GOAL :: Select every line below containing the word "LUMPUR".

Dataset entries:
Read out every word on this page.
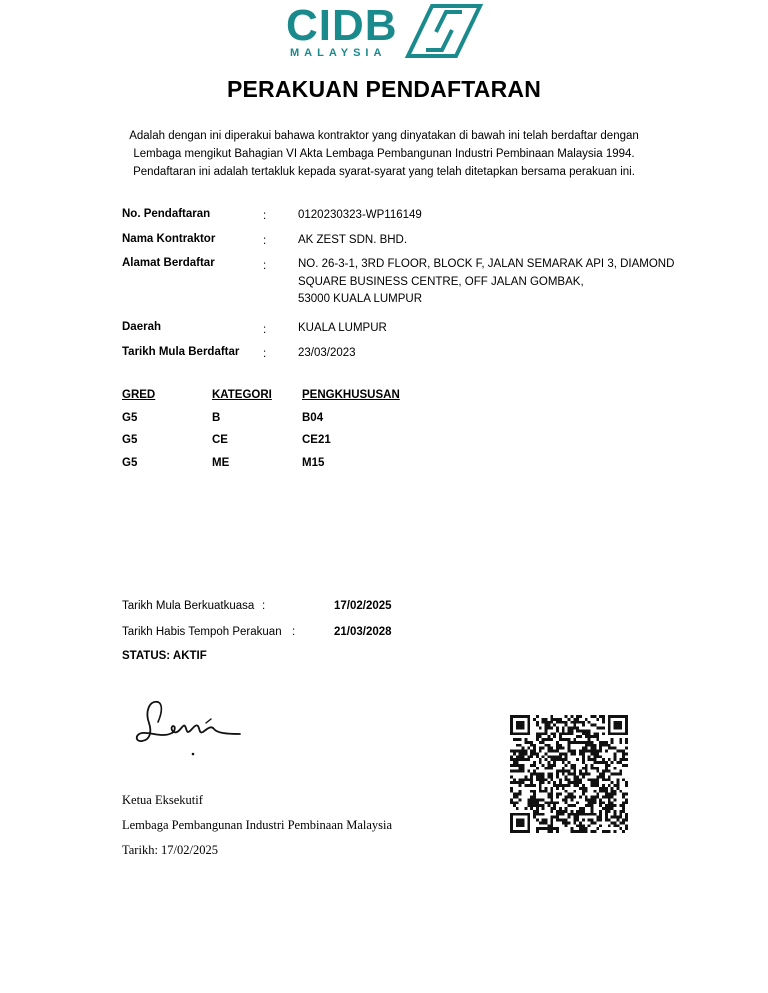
CIDB
MALAYSIA
PERAKUAN PENDAFTARAN
Adalah dengan ini diperakui bahawa kontraktor yang dinyatakan di bawah ini telah berdaftar dengan
Lembaga mengikut Bahagian VI Akta Lembaga Pembangunan Industri Pembinaan Malaysia 1994.
Pendaftaran ini adalah tertakluk kepada syarat-syarat yang telah ditetapkan bersama perakuan ini.
No. Pendaftaran	:	0120230323-WP116149
Nama Kontraktor	:	AK ZEST SDN. BHD.
Alamat Berdaftar	:	NO. 26-3-1, 3RD FLOOR, BLOCK F, JALAN SEMARAK API 3, DIAMOND
SQUARE BUSINESS CENTRE, OFF JALAN GOMBAK,
53000 KUALA LUMPUR
Daerah	:	KUALA LUMPUR
Tarikh Mula Berdaftar :	23/03/2023
GRED	KATEGORI	PENGKHUSUSAN
G5	B	B04
G5	CE	CE21
G5	ME	M15
Tarikh Mula Berkuatkuasa :	17/02/2025
Tarikh Habis Tempoh Perakuan :	21/03/2028
STATUS: AKTIF
Ketua Eksekutif
Lembaga Pembangunan Industri Pembinaan Malaysia
Tarikh: 17/02/2025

CORRECT ANSWER ::
53000 KUALA LUMPUR
Daerah	:	KUALA LUMPUR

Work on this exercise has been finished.